**Directions for this task:** Repeat the material verbatim. Images are excluded from the copy.

Dataset excerpts
────────────────────────────────────────

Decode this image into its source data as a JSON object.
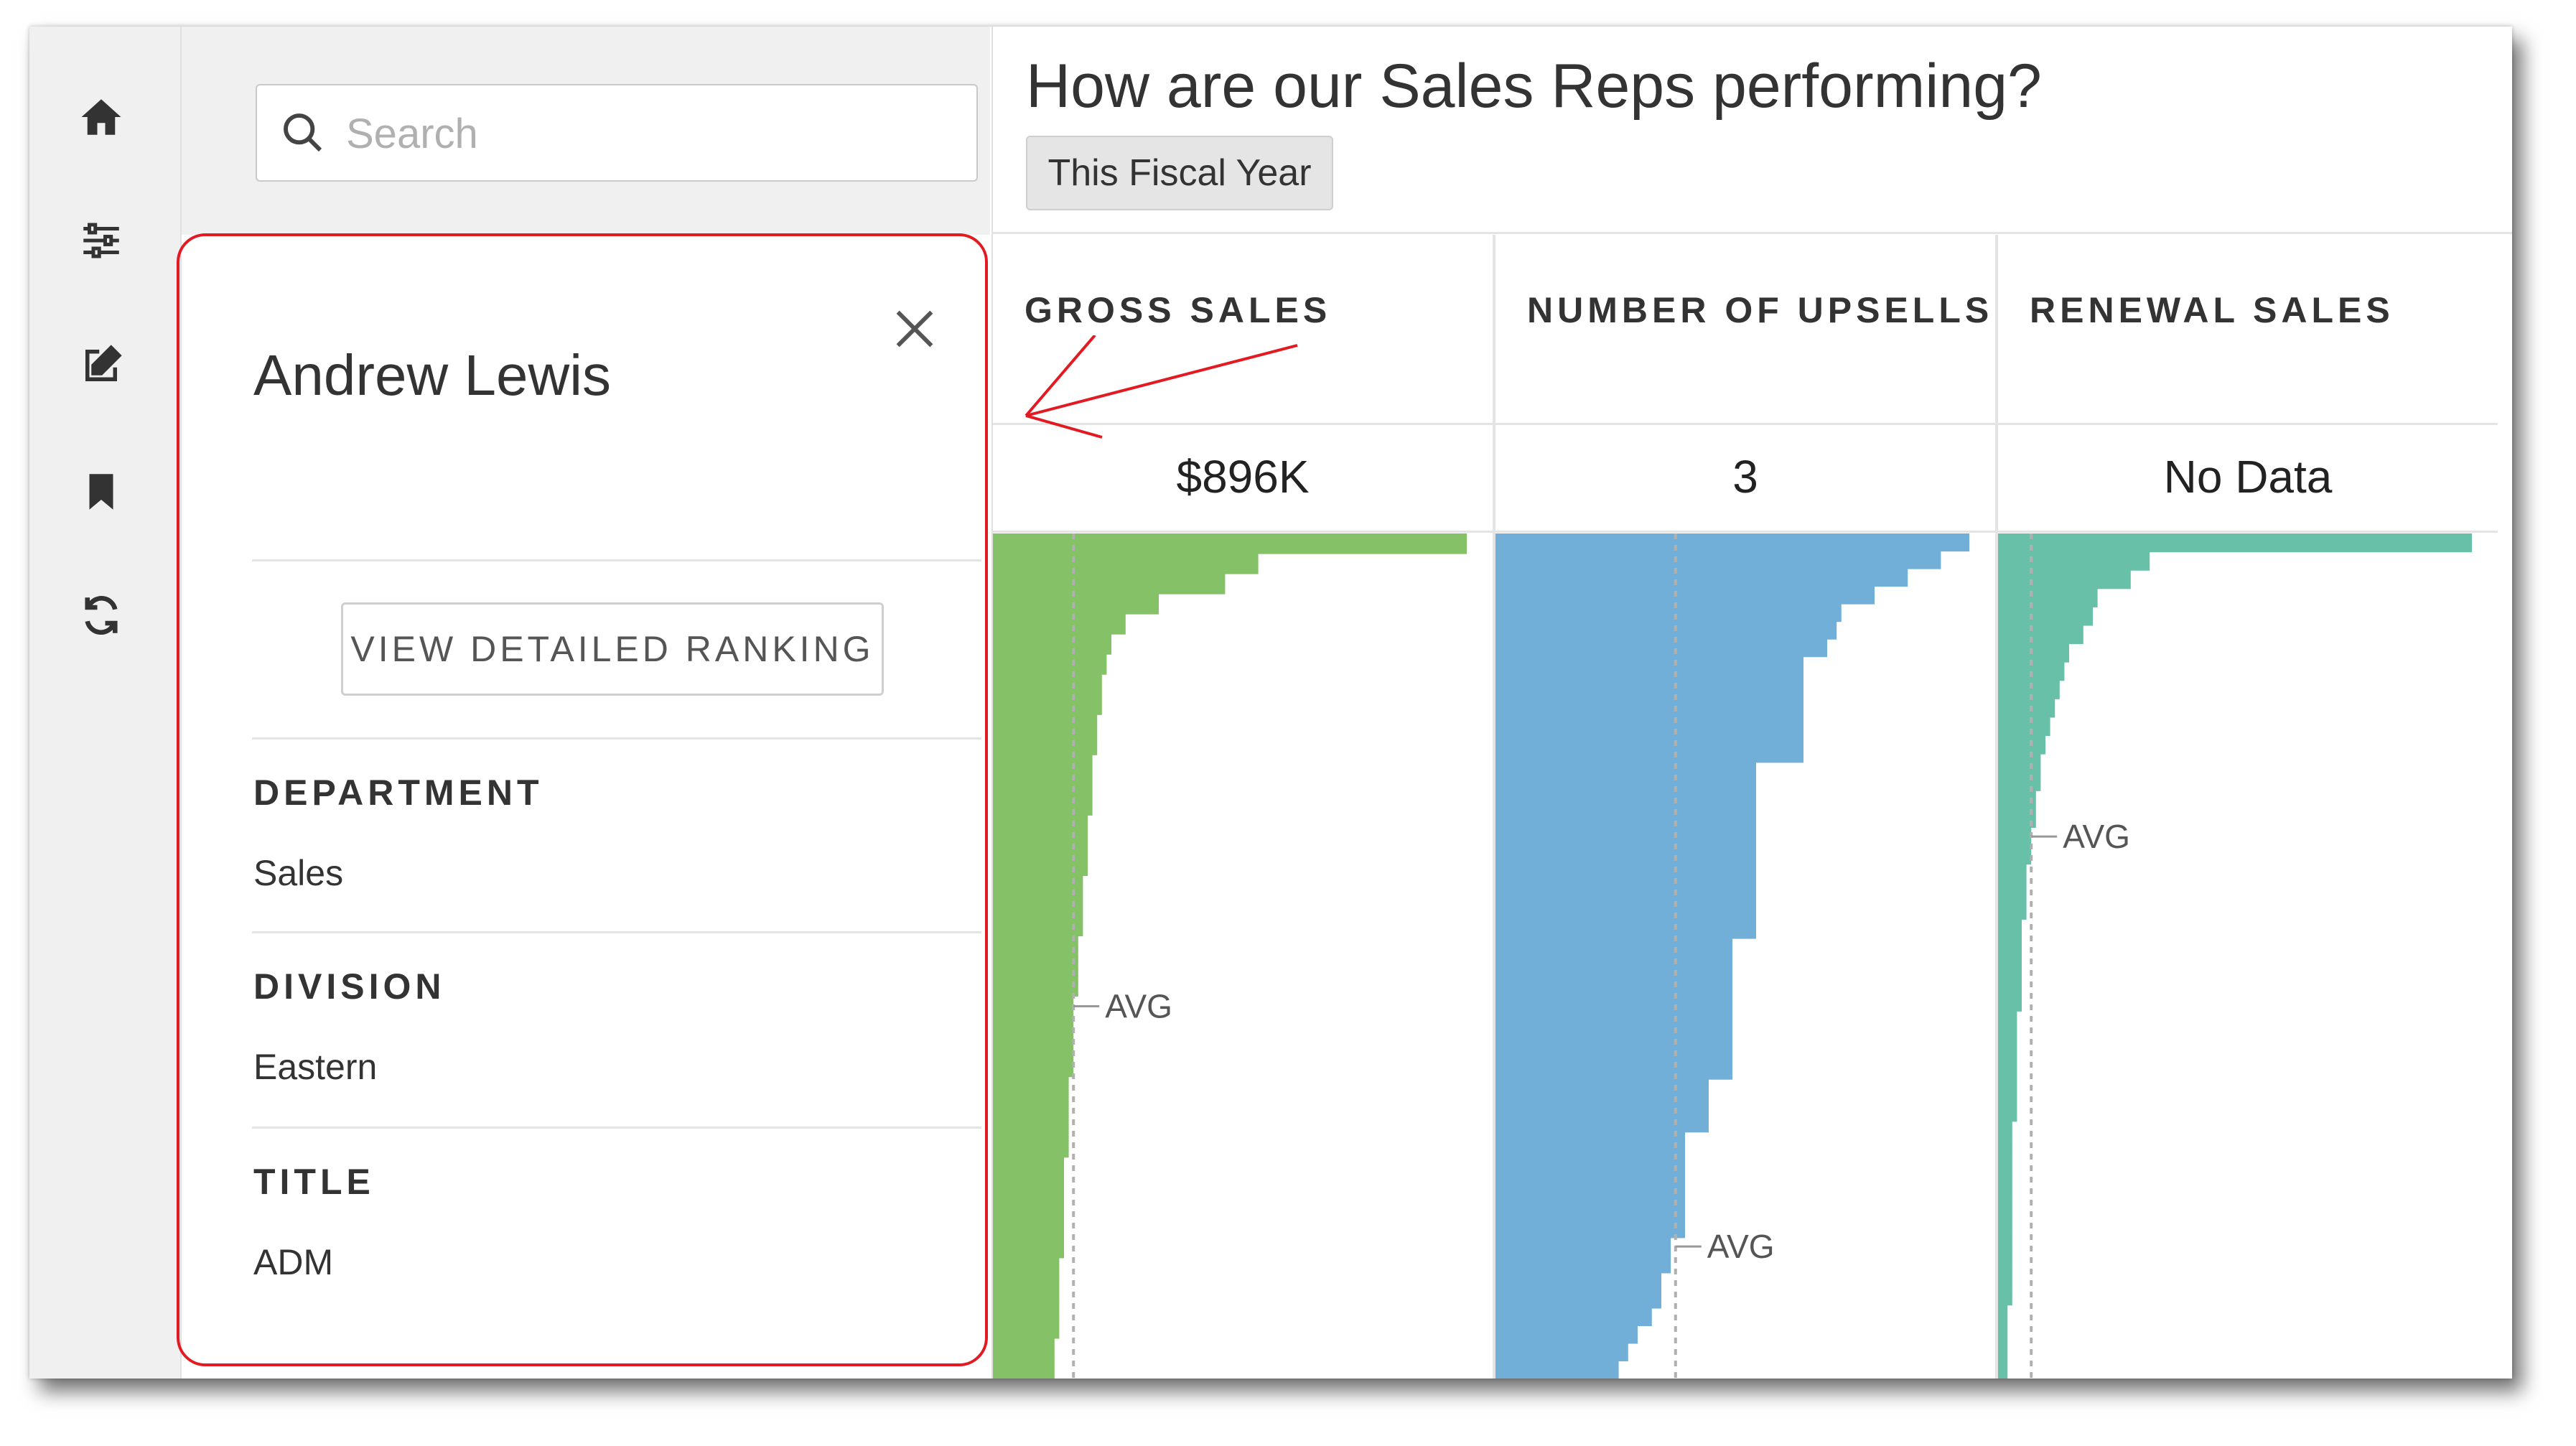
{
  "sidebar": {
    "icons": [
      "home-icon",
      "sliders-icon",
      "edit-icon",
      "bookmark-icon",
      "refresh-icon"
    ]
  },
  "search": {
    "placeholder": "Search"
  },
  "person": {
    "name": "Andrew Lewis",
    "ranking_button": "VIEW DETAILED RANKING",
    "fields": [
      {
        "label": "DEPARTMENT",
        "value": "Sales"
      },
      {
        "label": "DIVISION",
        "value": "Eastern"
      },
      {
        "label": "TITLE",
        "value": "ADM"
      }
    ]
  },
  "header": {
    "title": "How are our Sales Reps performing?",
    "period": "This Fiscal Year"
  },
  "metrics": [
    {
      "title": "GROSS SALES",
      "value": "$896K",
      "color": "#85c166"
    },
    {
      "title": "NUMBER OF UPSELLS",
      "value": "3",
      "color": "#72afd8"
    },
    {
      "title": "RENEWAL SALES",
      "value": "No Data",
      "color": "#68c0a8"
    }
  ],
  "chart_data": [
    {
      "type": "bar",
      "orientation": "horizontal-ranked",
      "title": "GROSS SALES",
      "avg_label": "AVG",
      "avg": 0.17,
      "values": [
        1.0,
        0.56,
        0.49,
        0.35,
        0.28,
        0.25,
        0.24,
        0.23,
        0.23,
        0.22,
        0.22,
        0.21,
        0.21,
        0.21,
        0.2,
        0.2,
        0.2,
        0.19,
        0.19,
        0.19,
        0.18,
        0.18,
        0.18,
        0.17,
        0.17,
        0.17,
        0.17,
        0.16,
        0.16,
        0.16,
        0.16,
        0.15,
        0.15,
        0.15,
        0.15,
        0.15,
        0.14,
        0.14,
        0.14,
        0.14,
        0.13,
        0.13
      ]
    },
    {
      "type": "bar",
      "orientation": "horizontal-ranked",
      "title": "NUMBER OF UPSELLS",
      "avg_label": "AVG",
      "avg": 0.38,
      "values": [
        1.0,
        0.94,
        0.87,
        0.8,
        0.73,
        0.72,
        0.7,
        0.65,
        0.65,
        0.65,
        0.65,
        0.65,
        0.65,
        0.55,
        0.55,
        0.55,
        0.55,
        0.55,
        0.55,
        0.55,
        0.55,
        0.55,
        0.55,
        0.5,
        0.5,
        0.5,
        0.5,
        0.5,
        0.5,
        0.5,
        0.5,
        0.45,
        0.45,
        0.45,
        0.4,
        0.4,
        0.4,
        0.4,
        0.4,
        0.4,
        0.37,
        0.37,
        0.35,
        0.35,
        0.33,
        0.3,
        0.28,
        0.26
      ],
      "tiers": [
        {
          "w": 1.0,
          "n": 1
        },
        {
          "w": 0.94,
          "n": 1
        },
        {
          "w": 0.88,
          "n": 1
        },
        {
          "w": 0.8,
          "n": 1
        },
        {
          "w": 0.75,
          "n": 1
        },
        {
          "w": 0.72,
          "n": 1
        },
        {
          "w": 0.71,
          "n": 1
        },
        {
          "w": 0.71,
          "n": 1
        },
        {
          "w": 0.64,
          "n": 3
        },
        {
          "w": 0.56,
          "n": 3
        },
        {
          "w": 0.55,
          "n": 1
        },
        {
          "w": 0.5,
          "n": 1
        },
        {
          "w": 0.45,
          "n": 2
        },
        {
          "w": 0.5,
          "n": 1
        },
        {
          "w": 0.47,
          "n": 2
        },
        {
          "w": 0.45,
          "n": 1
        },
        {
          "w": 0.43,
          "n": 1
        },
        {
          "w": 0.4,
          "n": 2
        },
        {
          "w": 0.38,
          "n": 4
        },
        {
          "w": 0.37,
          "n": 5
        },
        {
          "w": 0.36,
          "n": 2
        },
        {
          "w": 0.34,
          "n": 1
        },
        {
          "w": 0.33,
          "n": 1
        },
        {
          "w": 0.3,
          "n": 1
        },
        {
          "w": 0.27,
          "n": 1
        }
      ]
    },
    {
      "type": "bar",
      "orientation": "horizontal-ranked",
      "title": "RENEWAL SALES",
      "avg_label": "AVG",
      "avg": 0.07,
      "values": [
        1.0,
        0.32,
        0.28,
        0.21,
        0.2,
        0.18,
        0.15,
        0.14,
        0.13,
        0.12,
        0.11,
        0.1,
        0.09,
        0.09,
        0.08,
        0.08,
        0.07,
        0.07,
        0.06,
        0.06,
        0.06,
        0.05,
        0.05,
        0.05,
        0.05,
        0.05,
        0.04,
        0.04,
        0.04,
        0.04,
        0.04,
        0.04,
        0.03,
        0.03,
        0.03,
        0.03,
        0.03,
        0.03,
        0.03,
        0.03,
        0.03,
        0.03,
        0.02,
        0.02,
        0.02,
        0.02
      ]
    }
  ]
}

────────────────────────────────────────

**Task output:**
Decode this image into its source data as a JSON object.
{
  "sidebar": {
    "icons": [
      "home-icon",
      "sliders-icon",
      "edit-icon",
      "bookmark-icon",
      "refresh-icon"
    ]
  },
  "search": {
    "placeholder": "Search"
  },
  "person": {
    "name": "Andrew Lewis",
    "ranking_button": "VIEW DETAILED RANKING",
    "fields": [
      {
        "label": "DEPARTMENT",
        "value": "Sales"
      },
      {
        "label": "DIVISION",
        "value": "Eastern"
      },
      {
        "label": "TITLE",
        "value": "ADM"
      }
    ]
  },
  "header": {
    "title": "How are our Sales Reps performing?",
    "period": "This Fiscal Year"
  },
  "metrics": [
    {
      "title": "GROSS SALES",
      "value": "$896K",
      "color": "#85c166"
    },
    {
      "title": "NUMBER OF UPSELLS",
      "value": "3",
      "color": "#72afd8"
    },
    {
      "title": "RENEWAL SALES",
      "value": "No Data",
      "color": "#68c0a8"
    }
  ],
  "chart_data": [
    {
      "type": "bar",
      "orientation": "horizontal-ranked",
      "title": "GROSS SALES",
      "avg_label": "AVG",
      "avg": 0.17,
      "values": [
        1.0,
        0.56,
        0.49,
        0.35,
        0.28,
        0.25,
        0.24,
        0.23,
        0.23,
        0.22,
        0.22,
        0.21,
        0.21,
        0.21,
        0.2,
        0.2,
        0.2,
        0.19,
        0.19,
        0.19,
        0.18,
        0.18,
        0.18,
        0.17,
        0.17,
        0.17,
        0.17,
        0.16,
        0.16,
        0.16,
        0.16,
        0.15,
        0.15,
        0.15,
        0.15,
        0.15,
        0.14,
        0.14,
        0.14,
        0.14,
        0.13,
        0.13
      ]
    },
    {
      "type": "bar",
      "orientation": "horizontal-ranked",
      "title": "NUMBER OF UPSELLS",
      "avg_label": "AVG",
      "avg": 0.38,
      "values": [
        1.0,
        0.94,
        0.87,
        0.8,
        0.73,
        0.72,
        0.7,
        0.65,
        0.65,
        0.65,
        0.65,
        0.65,
        0.65,
        0.55,
        0.55,
        0.55,
        0.55,
        0.55,
        0.55,
        0.55,
        0.55,
        0.55,
        0.55,
        0.5,
        0.5,
        0.5,
        0.5,
        0.5,
        0.5,
        0.5,
        0.5,
        0.45,
        0.45,
        0.45,
        0.4,
        0.4,
        0.4,
        0.4,
        0.4,
        0.4,
        0.37,
        0.37,
        0.35,
        0.35,
        0.33,
        0.3,
        0.28,
        0.26
      ],
      "tiers": [
        {
          "w": 1.0,
          "n": 1
        },
        {
          "w": 0.94,
          "n": 1
        },
        {
          "w": 0.88,
          "n": 1
        },
        {
          "w": 0.8,
          "n": 1
        },
        {
          "w": 0.75,
          "n": 1
        },
        {
          "w": 0.72,
          "n": 1
        },
        {
          "w": 0.71,
          "n": 1
        },
        {
          "w": 0.71,
          "n": 1
        },
        {
          "w": 0.64,
          "n": 3
        },
        {
          "w": 0.56,
          "n": 3
        },
        {
          "w": 0.55,
          "n": 1
        },
        {
          "w": 0.5,
          "n": 1
        },
        {
          "w": 0.45,
          "n": 2
        },
        {
          "w": 0.5,
          "n": 1
        },
        {
          "w": 0.47,
          "n": 2
        },
        {
          "w": 0.45,
          "n": 1
        },
        {
          "w": 0.43,
          "n": 1
        },
        {
          "w": 0.4,
          "n": 2
        },
        {
          "w": 0.38,
          "n": 4
        },
        {
          "w": 0.37,
          "n": 5
        },
        {
          "w": 0.36,
          "n": 2
        },
        {
          "w": 0.34,
          "n": 1
        },
        {
          "w": 0.33,
          "n": 1
        },
        {
          "w": 0.3,
          "n": 1
        },
        {
          "w": 0.27,
          "n": 1
        }
      ]
    },
    {
      "type": "bar",
      "orientation": "horizontal-ranked",
      "title": "RENEWAL SALES",
      "avg_label": "AVG",
      "avg": 0.07,
      "values": [
        1.0,
        0.32,
        0.28,
        0.21,
        0.2,
        0.18,
        0.15,
        0.14,
        0.13,
        0.12,
        0.11,
        0.1,
        0.09,
        0.09,
        0.08,
        0.08,
        0.07,
        0.07,
        0.06,
        0.06,
        0.06,
        0.05,
        0.05,
        0.05,
        0.05,
        0.05,
        0.04,
        0.04,
        0.04,
        0.04,
        0.04,
        0.04,
        0.03,
        0.03,
        0.03,
        0.03,
        0.03,
        0.03,
        0.03,
        0.03,
        0.03,
        0.03,
        0.02,
        0.02,
        0.02,
        0.02
      ]
    }
  ]
}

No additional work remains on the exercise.